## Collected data
·····

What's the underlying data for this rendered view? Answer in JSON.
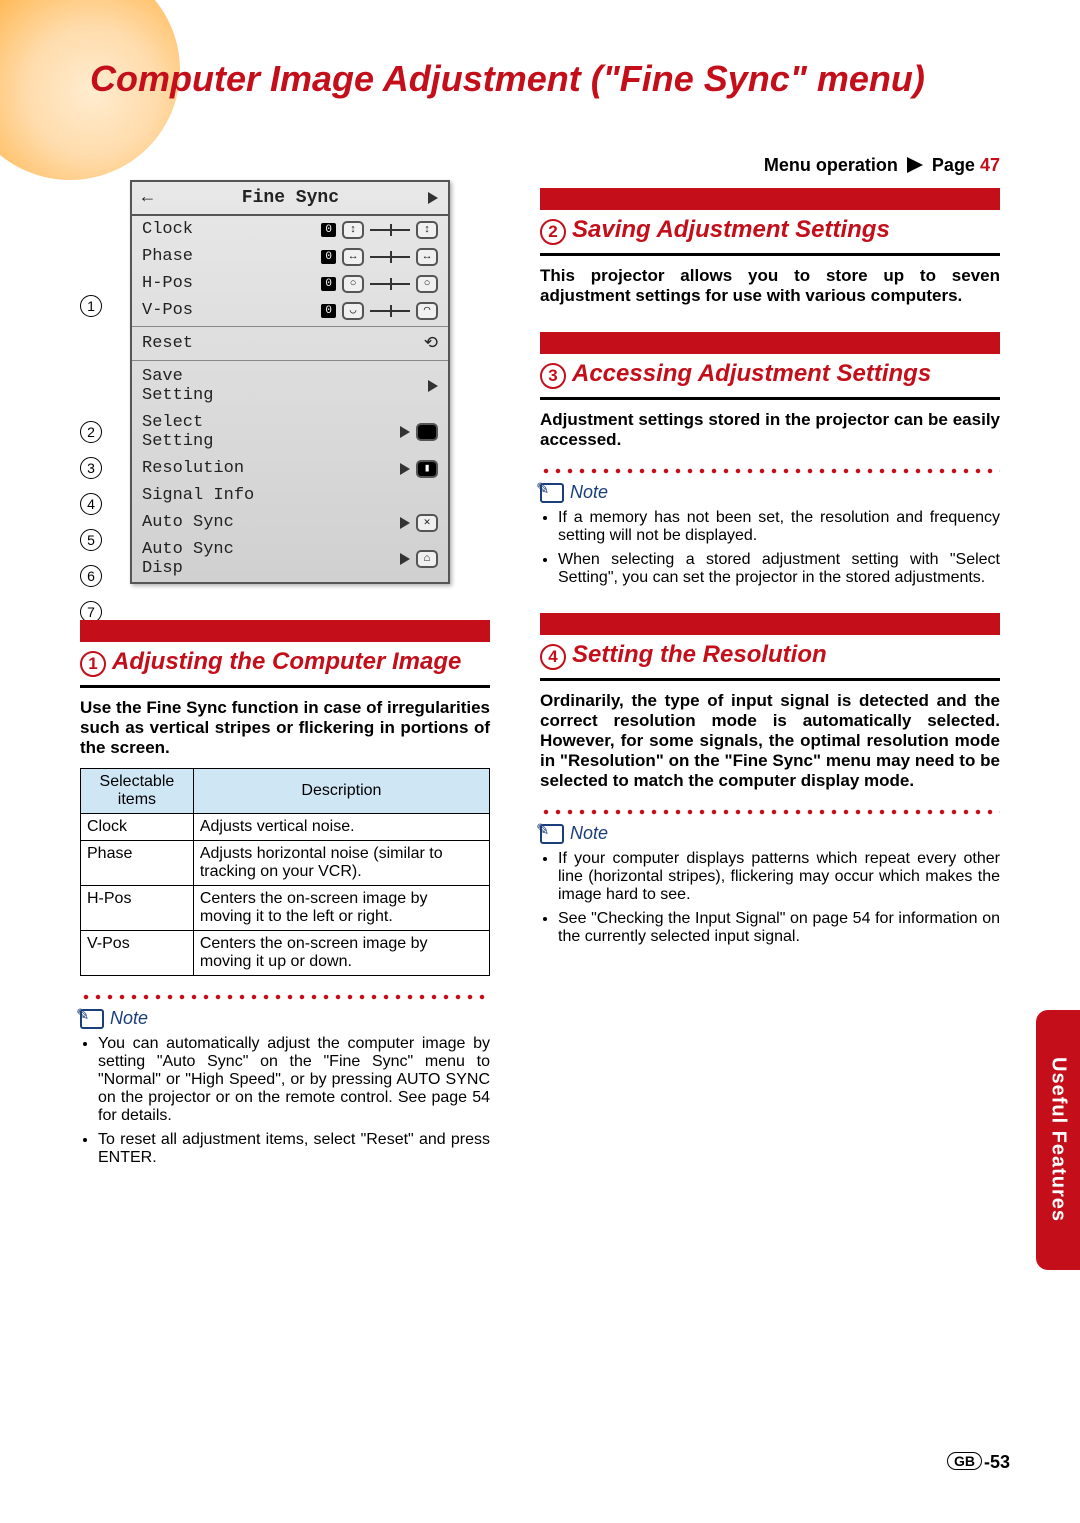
{
  "page_title": "Computer Image Adjustment (\"Fine Sync\" menu)",
  "menu_operation": {
    "label": "Menu operation",
    "page_label": "Page",
    "page_num": "47"
  },
  "osd": {
    "title": "Fine Sync",
    "items": [
      {
        "label": "Clock"
      },
      {
        "label": "Phase"
      },
      {
        "label": "H-Pos"
      },
      {
        "label": "V-Pos"
      },
      {
        "label": "Reset"
      },
      {
        "label": "Save Setting"
      },
      {
        "label": "Select Setting"
      },
      {
        "label": "Resolution"
      },
      {
        "label": "Signal Info"
      },
      {
        "label": "Auto Sync"
      },
      {
        "label": "Auto Sync Disp"
      }
    ]
  },
  "callout_numbers": [
    "1",
    "2",
    "3",
    "4",
    "5",
    "6",
    "7"
  ],
  "sections": {
    "s1": {
      "num": "1",
      "title": "Adjusting the Computer Image",
      "intro": "Use the Fine Sync function in case of irregularities such as vertical stripes or flickering in portions of the screen.",
      "table": {
        "headers": [
          "Selectable items",
          "Description"
        ],
        "rows": [
          [
            "Clock",
            "Adjusts vertical noise."
          ],
          [
            "Phase",
            "Adjusts horizontal noise (similar to tracking on your VCR)."
          ],
          [
            "H-Pos",
            "Centers the on-screen image by moving it to the left or right."
          ],
          [
            "V-Pos",
            "Centers the on-screen image by moving it up or down."
          ]
        ]
      },
      "note_label": "Note",
      "notes": [
        "You can automatically adjust the computer image by setting \"Auto Sync\" on the \"Fine Sync\" menu to \"Normal\" or \"High Speed\", or by pressing AUTO SYNC on the projector or on the remote control. See page 54 for details.",
        "To reset all adjustment items, select \"Reset\" and press ENTER."
      ]
    },
    "s2": {
      "num": "2",
      "title": "Saving Adjustment Settings",
      "intro": "This projector allows you to store up to seven adjustment settings for use with various computers."
    },
    "s3": {
      "num": "3",
      "title": "Accessing Adjustment Settings",
      "intro": "Adjustment settings stored in the projector can be easily accessed.",
      "note_label": "Note",
      "notes": [
        "If a memory has not been set, the resolution and frequency setting will not be displayed.",
        "When selecting a stored adjustment setting with \"Select Setting\", you can set the projector in the stored adjustments."
      ]
    },
    "s4": {
      "num": "4",
      "title": "Setting the Resolution",
      "intro": "Ordinarily, the type of input signal is detected and the correct resolution mode is automatically selected. However, for some signals, the optimal resolution mode in \"Resolution\" on the \"Fine Sync\" menu may need to be selected to match the computer display mode.",
      "note_label": "Note",
      "notes": [
        "If your computer displays patterns which repeat every other line (horizontal stripes), flickering may occur which makes the image hard to see.",
        "See \"Checking the Input Signal\" on page 54 for information on the currently selected input signal."
      ]
    }
  },
  "side_tab": "Useful Features",
  "page_footer": {
    "prefix": "GB",
    "num": "-53"
  }
}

·····

## Direction
State the number of lines in the records that include "your", and write nothing else.

## Expected answer
2